SOHC motorcycle made by MotoTrans under licence from Ducati

The Ducati Vento is a 340 cc single cylinder bevel drive SOHC motorcycle produced by the Spanish manufacturer MotoTrans, who were licensed by Ducati to produce motorcycles under the Ducati brand name and was produced from 1978 to 1983. The model is based on the 350 'wide case' Ducati singles which the Italian Ducati factory had stopped manufacturing in 1974, but which MotoTrans continued to develop and produce. The machine had café racer styling and was intended to be a successor to the earlier 24 Horas.

==Model history==
A prototype was shown at the 1974 Automobile Barcelona Show alongside the touring Forza. The prototype had a single front disc brake and wire wheels.

A second prototype was later shown with twin front discs and cast wheels.
· · · ·
→ **PROMPT 1**
In the Ducati Vento article, rewrite the stretch from "SOHC motorcycle made" through "earlier 24 Horas.", swapping "single cylinder" for "single-cylinder".
→ **PROMPT 2**
Name each distinct year that the Ducati Vento article mentions.
→ **PROMPT 3**
Continue the Ducati Vento article from where it stops.
You won't need the entries after this article.

→ **DATA TO EXAMINE**
· · · ·
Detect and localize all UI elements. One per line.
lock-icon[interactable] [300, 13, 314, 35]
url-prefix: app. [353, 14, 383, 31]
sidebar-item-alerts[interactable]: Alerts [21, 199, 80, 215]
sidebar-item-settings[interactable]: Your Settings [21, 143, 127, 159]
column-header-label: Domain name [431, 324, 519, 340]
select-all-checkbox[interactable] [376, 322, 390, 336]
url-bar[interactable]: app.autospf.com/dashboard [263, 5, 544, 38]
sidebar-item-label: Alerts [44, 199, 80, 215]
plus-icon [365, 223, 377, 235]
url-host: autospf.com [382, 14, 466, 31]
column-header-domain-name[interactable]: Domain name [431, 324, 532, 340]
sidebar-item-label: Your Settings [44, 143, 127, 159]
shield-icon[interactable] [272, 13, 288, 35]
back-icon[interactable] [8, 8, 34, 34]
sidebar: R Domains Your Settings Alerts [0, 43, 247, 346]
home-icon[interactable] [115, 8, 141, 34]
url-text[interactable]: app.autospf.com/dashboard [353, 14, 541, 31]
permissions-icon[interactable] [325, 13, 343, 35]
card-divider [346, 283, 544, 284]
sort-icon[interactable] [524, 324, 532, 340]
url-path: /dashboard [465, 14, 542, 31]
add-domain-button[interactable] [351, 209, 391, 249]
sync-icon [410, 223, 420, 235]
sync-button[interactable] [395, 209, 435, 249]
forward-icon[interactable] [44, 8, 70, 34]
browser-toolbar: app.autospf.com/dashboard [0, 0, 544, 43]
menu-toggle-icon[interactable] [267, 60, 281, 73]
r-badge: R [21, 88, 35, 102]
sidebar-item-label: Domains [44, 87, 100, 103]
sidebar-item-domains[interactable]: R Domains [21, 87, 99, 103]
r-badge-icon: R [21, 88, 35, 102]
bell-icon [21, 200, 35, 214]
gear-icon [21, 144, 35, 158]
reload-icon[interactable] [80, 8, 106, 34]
· · · ·
→ **RESPONSE AREA 1**
SOHC motorcycle made by MotoTrans under licence from Ducati

The Ducati Vento is a 340 cc single-cylinder bevel drive SOHC motorcycle produced by the Spanish manufacturer MotoTrans, who were licensed by Ducati to produce motorcycles under the Ducati brand name and was produced from 1978 to 1983. The model is based on the 350 'wide case' Ducati singles which the Italian Ducati factory had stopped manufacturing in 1974, but which MotoTrans continued to develop and produce. The machine had café racer styling and was intended to be a successor to the earlier 24 Horas.

→ **RESPONSE AREA 2**
1974, 1978, 1983

→ **RESPONSE AREA 3**
The machine went into production in 1976 with a redesigned frame. A racing seat, clip-ons and rearsets were fitted. Compression ratio was increased to 10:1 and a 32mm Dell'Orto PHF carburettor fitted, which raised engine power to 28 bhp. To save weight, the electric starter used on the Forza was not fitted. Most of the machines were finished in green, but some later machines were finished in red. They were sold mainly in the Spanish Market.

Production was suspended in late 1981 due to MotoTrans being in financial trouble, but resumed in the Summer of 1982. The next year, 1983, production stopped when the company went into receivership.

==Technical details==
===Engine and transmission===
The single cylinder bevel drive OHC engine was of unit construction and had an alloy head and alloy barrel with cast iron liners. Bore and stroke were 76 × 75 mm giving a displacement of 340 cc. A 10:1 piston was fitted. Claimed power output was 28 bhp @ 8,000 rpm, giving the machine a top speed of 165 kph.

Fuel was delivered by a 32mm Dell'Orto PHF carburettor. The engine used wet sump lubrication and ignition was by battery and coil.

Primary drive was by gears to a multi-plate wet clutch and 5 speed gearbox. Chain drive took power to the rear wheel.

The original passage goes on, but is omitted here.